===== Material provided =====

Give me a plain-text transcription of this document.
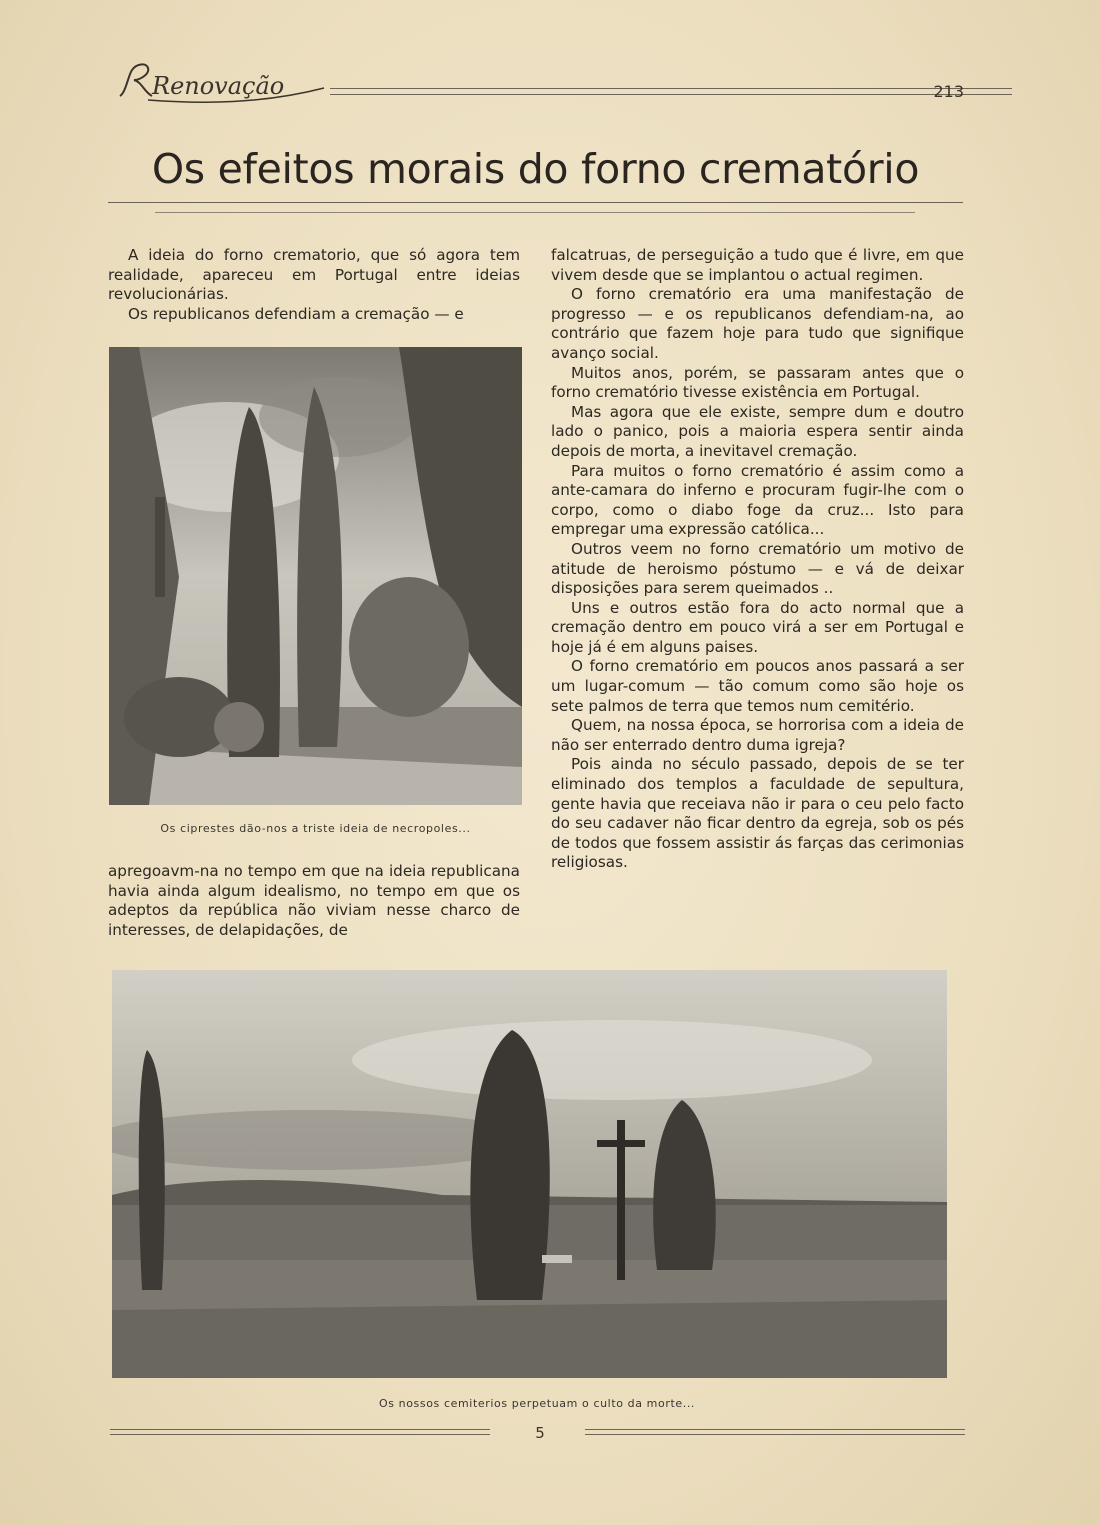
Renovação	213
Os efeitos morais do forno crematório

A ideia do forno crematorio, que só agora tem realidade, apareceu em Portugal entre ideias revolucionárias.

Os republicanos defendiam a cremação — e

Os ciprestes dão-nos a triste ideia de necropoles...

apregoavm-na no tempo em que na ideia republicana havia ainda algum idealismo, no tempo em que os adeptos da república não viviam nesse charco de interesses, de delapidações, de

falcatruas, de perseguição a tudo que é livre, em que vivem desde que se implantou o actual regimen.

O forno crematório era uma manifestação de progresso — e os republicanos defendiam-na, ao contrário que fazem hoje para tudo que signifique avanço social.

Muitos anos, porém, se passaram antes que o forno crematório tivesse existência em Portugal.

Mas agora que ele existe, sempre dum e doutro lado o panico, pois a maioria espera sentir ainda depois de morta, a inevitavel cremação.

Para muitos o forno crematório é assim como a ante-camara do inferno e procuram fugir-lhe com o corpo, como o diabo foge da cruz... Isto para empregar uma expressão católica...

Outros veem no forno crematório um motivo de atitude de heroismo póstumo — e vá de deixar disposições para serem queimados ..

Uns e outros estão fora do acto normal que a cremação dentro em pouco virá a ser em Portugal e hoje já é em alguns paises.

O forno crematório em poucos anos passará a ser um lugar-comum — tão comum como são hoje os sete palmos de terra que temos num cemitério.

Quem, na nossa época, se horrorisa com a ideia de não ser enterrado dentro duma igreja?

Pois ainda no século passado, depois de se ter eliminado dos templos a faculdade de sepultura, gente havia que receiava não ir para o ceu pelo facto do seu cadaver não ficar dentro da egreja, sob os pés de todos que fossem assistir ás farças das cerimonias religiosas.

Os nossos cemiterios perpetuam o culto da morte...
5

=====

● Set task: Copy the entries above faithfully and omit every image.

● Exercise response:
Give me a plain-text transcription of this document.
Renovação	213
Os efeitos morais do forno crematório

A ideia do forno crematorio, que só agora tem realidade, apareceu em Portugal entre ideias revolucionárias.

Os republicanos defendiam a cremação — e

Os ciprestes dão-nos a triste ideia de necropoles...

apregoavm-na no tempo em que na ideia republicana havia ainda algum idealismo, no tempo em que os adeptos da república não viviam nesse charco de interesses, de delapidações, de

falcatruas, de perseguição a tudo que é livre, em que vivem desde que se implantou o actual regimen.

O forno crematório era uma manifestação de progresso — e os republicanos defendiam-na, ao contrário que fazem hoje para tudo que signifique avanço social.

Muitos anos, porém, se passaram antes que o forno crematório tivesse existência em Portugal.

Mas agora que ele existe, sempre dum e doutro lado o panico, pois a maioria espera sentir ainda depois de morta, a inevitavel cremação.

Para muitos o forno crematório é assim como a ante-camara do inferno e procuram fugir-lhe com o corpo, como o diabo foge da cruz... Isto para empregar uma expressão católica...

Outros veem no forno crematório um motivo de atitude de heroismo póstumo — e vá de deixar disposições para serem queimados ..

Uns e outros estão fora do acto normal que a cremação dentro em pouco virá a ser em Portugal e hoje já é em alguns paises.

O forno crematório em poucos anos passará a ser um lugar-comum — tão comum como são hoje os sete palmos de terra que temos num cemitério.

Quem, na nossa época, se horrorisa com a ideia de não ser enterrado dentro duma igreja?

Pois ainda no século passado, depois de se ter eliminado dos templos a faculdade de sepultura, gente havia que receiava não ir para o ceu pelo facto do seu cadaver não ficar dentro da egreja, sob os pés de todos que fossem assistir ás farças das cerimonias religiosas.

Os nossos cemiterios perpetuam o culto da morte...
5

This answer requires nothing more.